**What this task involves**.
How many lines of the data hold the word "title"? State the number and nothing else.

**Provided records**.
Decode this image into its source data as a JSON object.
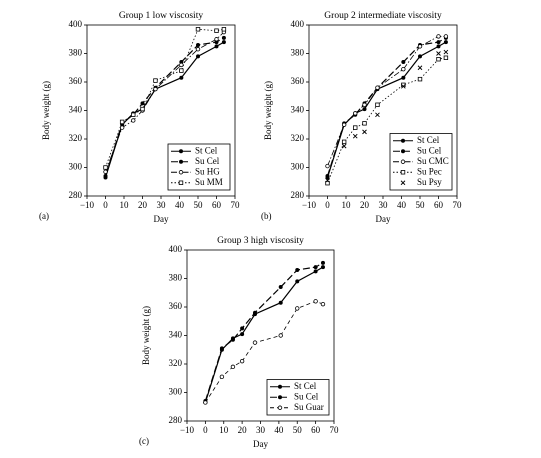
{
  "chart_data": [
    {
      "type": "line",
      "panel_label": "(a)",
      "title": "Group 1 low viscosity",
      "xlabel": "Day",
      "ylabel": "Body weight (g)",
      "x": [
        0,
        9,
        15,
        20,
        27,
        41,
        50,
        60,
        64
      ],
      "series": [
        {
          "name": "St Cel",
          "color": "#000000",
          "linestyle": "solid",
          "marker": "filled-circle",
          "values": [
            293,
            330,
            338,
            341,
            355,
            363,
            378,
            385,
            388
          ]
        },
        {
          "name": "Su Cel",
          "color": "#000000",
          "linestyle": "dashed",
          "marker": "filled-circle",
          "values": [
            294,
            331,
            337,
            345,
            356,
            374,
            386,
            388,
            391
          ]
        },
        {
          "name": "Su HG",
          "color": "#000000",
          "linestyle": "dashdot",
          "marker": "open-circle",
          "values": [
            297,
            328,
            333,
            340,
            355,
            372,
            383,
            390,
            395
          ]
        },
        {
          "name": "Su MM",
          "color": "#000000",
          "linestyle": "dotted",
          "marker": "open-square",
          "values": [
            300,
            332,
            337,
            341,
            361,
            368,
            397,
            396,
            397
          ]
        }
      ],
      "xlim": [
        -10,
        70
      ],
      "xticks": [
        {
          "value": -10,
          "label": "−10"
        },
        0,
        10,
        20,
        30,
        40,
        50,
        60,
        70
      ],
      "ylim": [
        280,
        400
      ],
      "yticks": [
        280,
        300,
        320,
        340,
        360,
        380,
        400
      ],
      "legend": "lower right"
    },
    {
      "type": "line",
      "panel_label": "(b)",
      "title": "Group 2 intermediate viscosity",
      "xlabel": "Day",
      "ylabel": "Body weight (g)",
      "x": [
        0,
        9,
        15,
        20,
        27,
        41,
        50,
        60,
        64
      ],
      "series": [
        {
          "name": "St Cel",
          "color": "#000000",
          "linestyle": "solid",
          "marker": "filled-circle",
          "values": [
            293,
            330,
            338,
            341,
            355,
            363,
            378,
            385,
            388
          ]
        },
        {
          "name": "Su Cel",
          "color": "#000000",
          "linestyle": "dashed",
          "marker": "filled-circle",
          "values": [
            294,
            331,
            337,
            345,
            356,
            374,
            386,
            388,
            391
          ]
        },
        {
          "name": "Su CMC",
          "color": "#000000",
          "linestyle": "dashdot",
          "marker": "open-circle",
          "values": [
            301,
            330,
            338,
            344,
            356,
            369,
            385,
            392,
            392
          ]
        },
        {
          "name": "Su Pec",
          "color": "#000000",
          "linestyle": "dotted",
          "marker": "open-square",
          "values": [
            289,
            318,
            328,
            331,
            344,
            358,
            362,
            376,
            377
          ]
        },
        {
          "name": "Su Psy",
          "color": "#000000",
          "linestyle": "none",
          "marker": "cross",
          "values": [
            291,
            315,
            322,
            325,
            337,
            357,
            370,
            380,
            381
          ]
        }
      ],
      "xlim": [
        -10,
        70
      ],
      "xticks": [
        {
          "value": -10,
          "label": "−10"
        },
        0,
        10,
        20,
        30,
        40,
        50,
        60,
        70
      ],
      "ylim": [
        280,
        400
      ],
      "yticks": [
        280,
        300,
        320,
        340,
        360,
        380,
        400
      ],
      "legend": "lower right"
    },
    {
      "type": "line",
      "panel_label": "(c)",
      "title": "Group 3 high viscosity",
      "xlabel": "Day",
      "ylabel": "Body weight (g)",
      "x": [
        0,
        9,
        15,
        20,
        27,
        41,
        50,
        60,
        64
      ],
      "series": [
        {
          "name": "St Cel",
          "color": "#000000",
          "linestyle": "solid",
          "marker": "filled-circle",
          "values": [
            293,
            330,
            338,
            341,
            355,
            363,
            378,
            385,
            388
          ]
        },
        {
          "name": "Su Cel",
          "color": "#000000",
          "linestyle": "dashed",
          "marker": "filled-circle",
          "values": [
            294,
            331,
            337,
            345,
            356,
            374,
            386,
            388,
            391
          ]
        },
        {
          "name": "Su Guar",
          "color": "#000000",
          "linestyle": "dashed-light",
          "marker": "open-circle",
          "values": [
            293,
            311,
            318,
            322,
            335,
            340,
            359,
            364,
            362
          ]
        }
      ],
      "xlim": [
        -10,
        70
      ],
      "xticks": [
        {
          "value": -10,
          "label": "−10"
        },
        0,
        10,
        20,
        30,
        40,
        50,
        60,
        70
      ],
      "ylim": [
        280,
        400
      ],
      "yticks": [
        280,
        300,
        320,
        340,
        360,
        380,
        400
      ],
      "legend": "lower right"
    }
  ]
}
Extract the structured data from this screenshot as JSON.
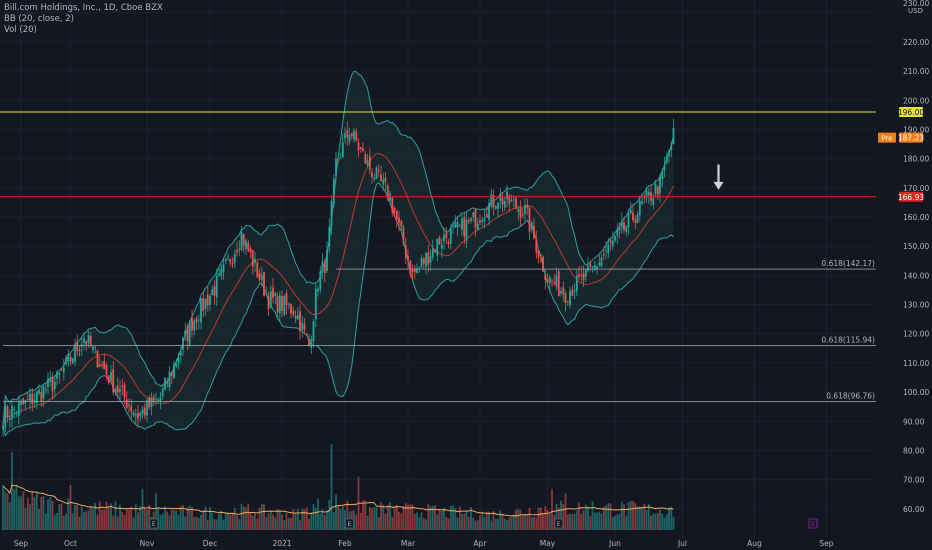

**Task result**.
3